-- Your instructions --
Find how many lines hold the word "Waist" and give that number only.
————————
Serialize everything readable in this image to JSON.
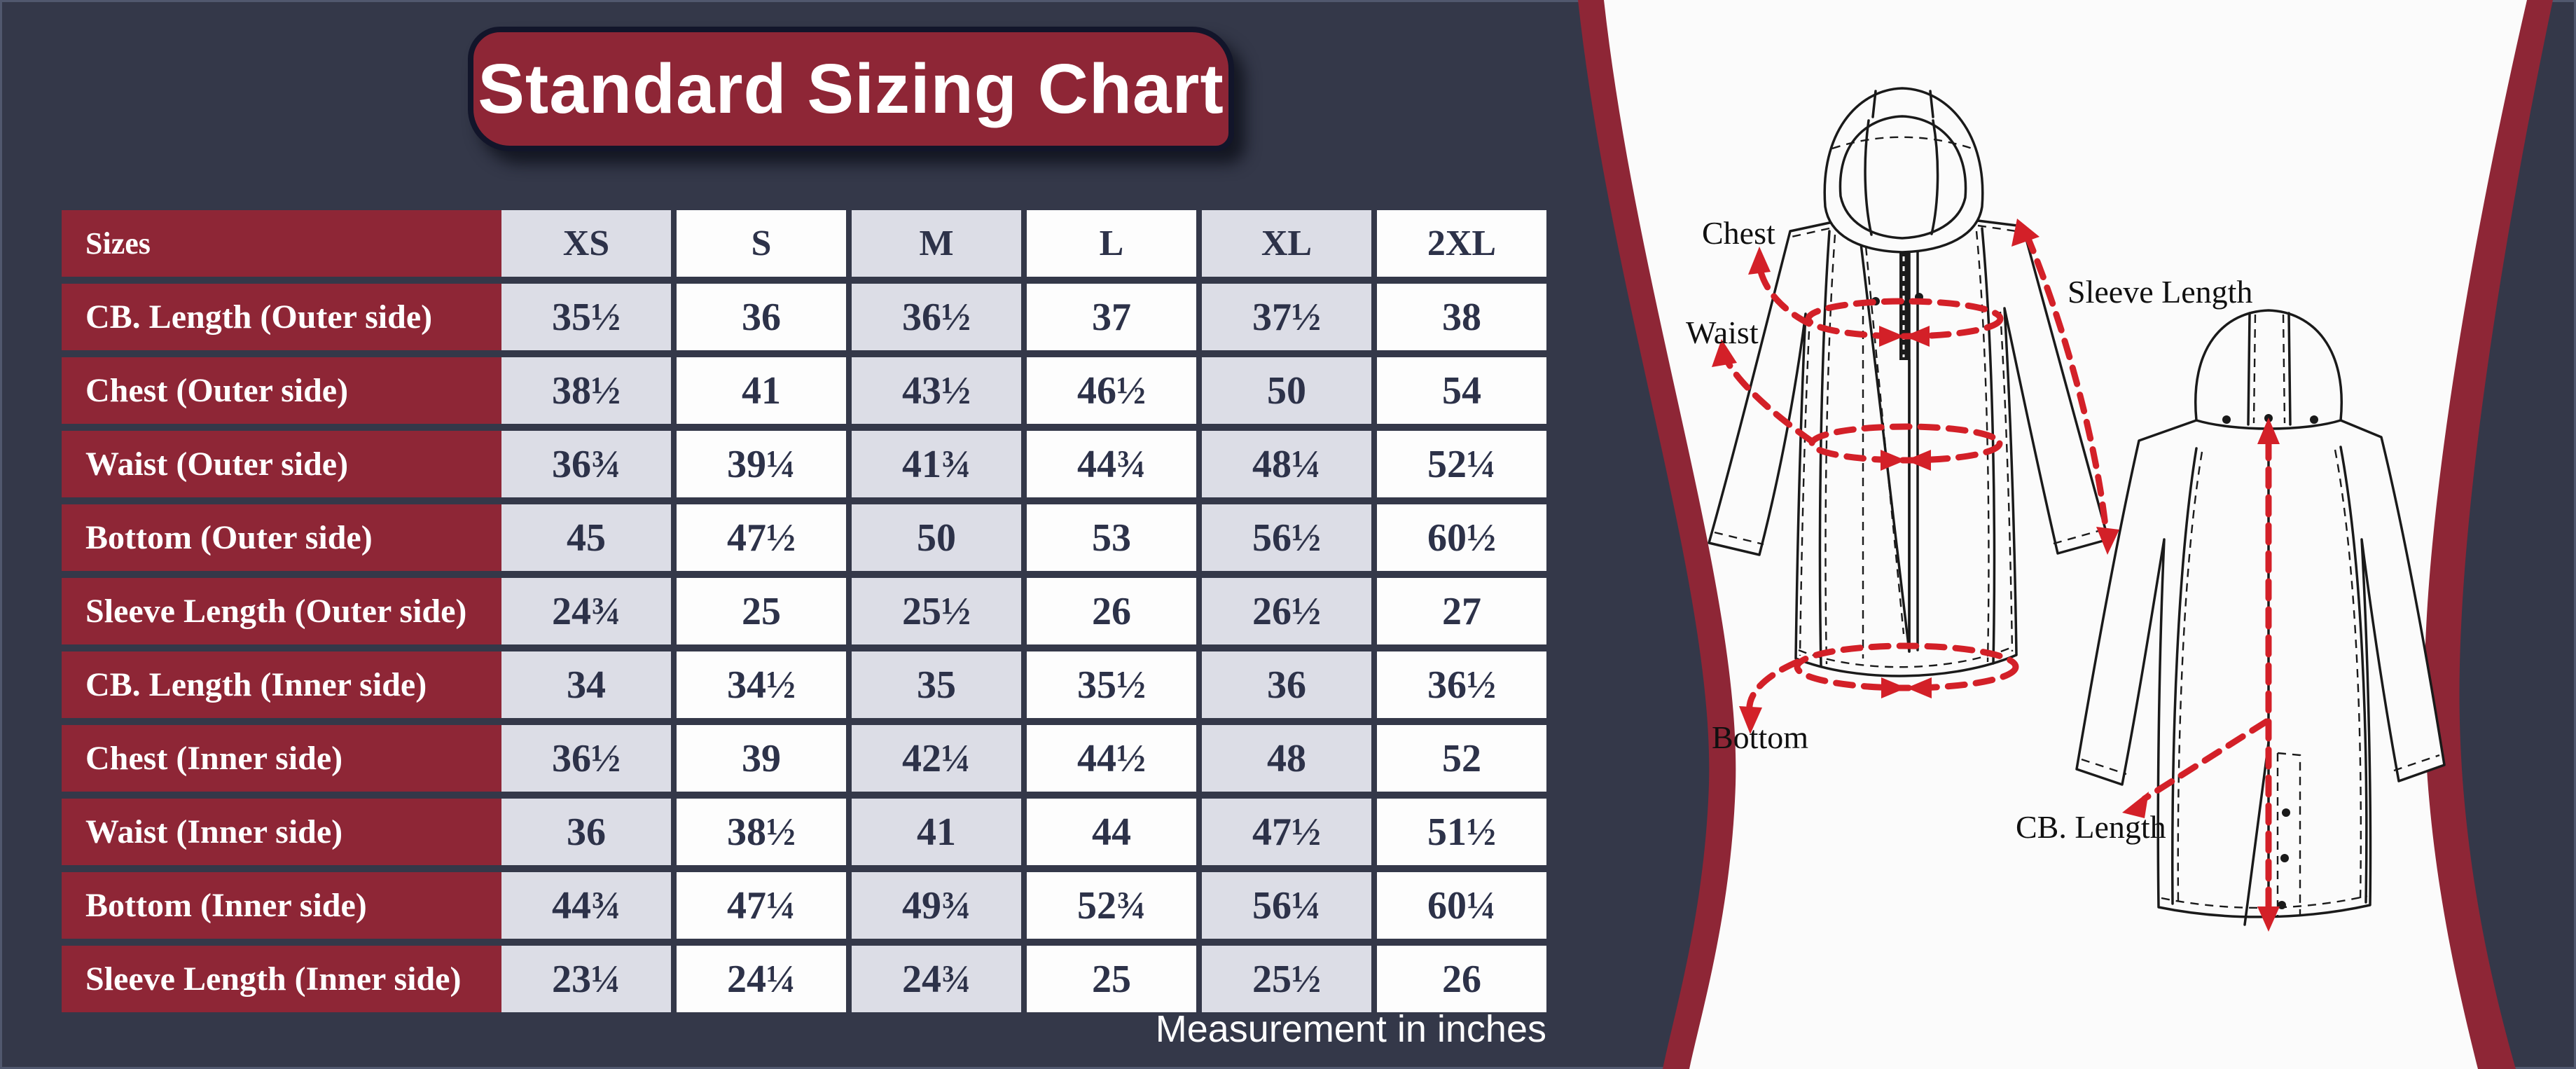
{
  "title": "Standard Sizing Chart",
  "footnote": "Measurement in inches",
  "colors": {
    "background_navy": "#343849",
    "maroon": "#8e2636",
    "shaded_column": "#dcdde6",
    "plain_column": "#fdfdfd",
    "value_text": "#2d3249",
    "accent_red": "#d32028",
    "panel_white": "#fbfbfb"
  },
  "table": {
    "header_label": "Sizes",
    "sizes": [
      "XS",
      "S",
      "M",
      "L",
      "XL",
      "2XL"
    ]
  },
  "chart_data": {
    "type": "table",
    "title": "Standard Sizing Chart",
    "unit_note": "Measurement in inches",
    "columns": [
      "Sizes",
      "XS",
      "S",
      "M",
      "L",
      "XL",
      "2XL"
    ],
    "rows": [
      {
        "label": "CB. Length (Outer side)",
        "values": [
          "35½",
          "36",
          "36½",
          "37",
          "37½",
          "38"
        ]
      },
      {
        "label": "Chest (Outer side)",
        "values": [
          "38½",
          "41",
          "43½",
          "46½",
          "50",
          "54"
        ]
      },
      {
        "label": "Waist (Outer side)",
        "values": [
          "36¾",
          "39¼",
          "41¾",
          "44¾",
          "48¼",
          "52¼"
        ]
      },
      {
        "label": "Bottom (Outer side)",
        "values": [
          "45",
          "47½",
          "50",
          "53",
          "56½",
          "60½"
        ]
      },
      {
        "label": "Sleeve Length (Outer side)",
        "values": [
          "24¾",
          "25",
          "25½",
          "26",
          "26½",
          "27"
        ]
      },
      {
        "label": "CB. Length (Inner side)",
        "values": [
          "34",
          "34½",
          "35",
          "35½",
          "36",
          "36½"
        ]
      },
      {
        "label": "Chest (Inner side)",
        "values": [
          "36½",
          "39",
          "42¼",
          "44½",
          "48",
          "52"
        ]
      },
      {
        "label": "Waist (Inner side)",
        "values": [
          "36",
          "38½",
          "41",
          "44",
          "47½",
          "51½"
        ]
      },
      {
        "label": "Bottom (Inner side)",
        "values": [
          "44¾",
          "47¼",
          "49¾",
          "52¾",
          "56¼",
          "60¼"
        ]
      },
      {
        "label": "Sleeve Length (Inner side)",
        "values": [
          "23¼",
          "24¼",
          "24¾",
          "25",
          "25½",
          "26"
        ]
      }
    ]
  },
  "diagram": {
    "labels": {
      "chest": "Chest",
      "waist": "Waist",
      "sleeve_length": "Sleeve Length",
      "bottom": "Bottom",
      "cb_length": "CB. Length"
    }
  }
}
————————
-- Correct result --
3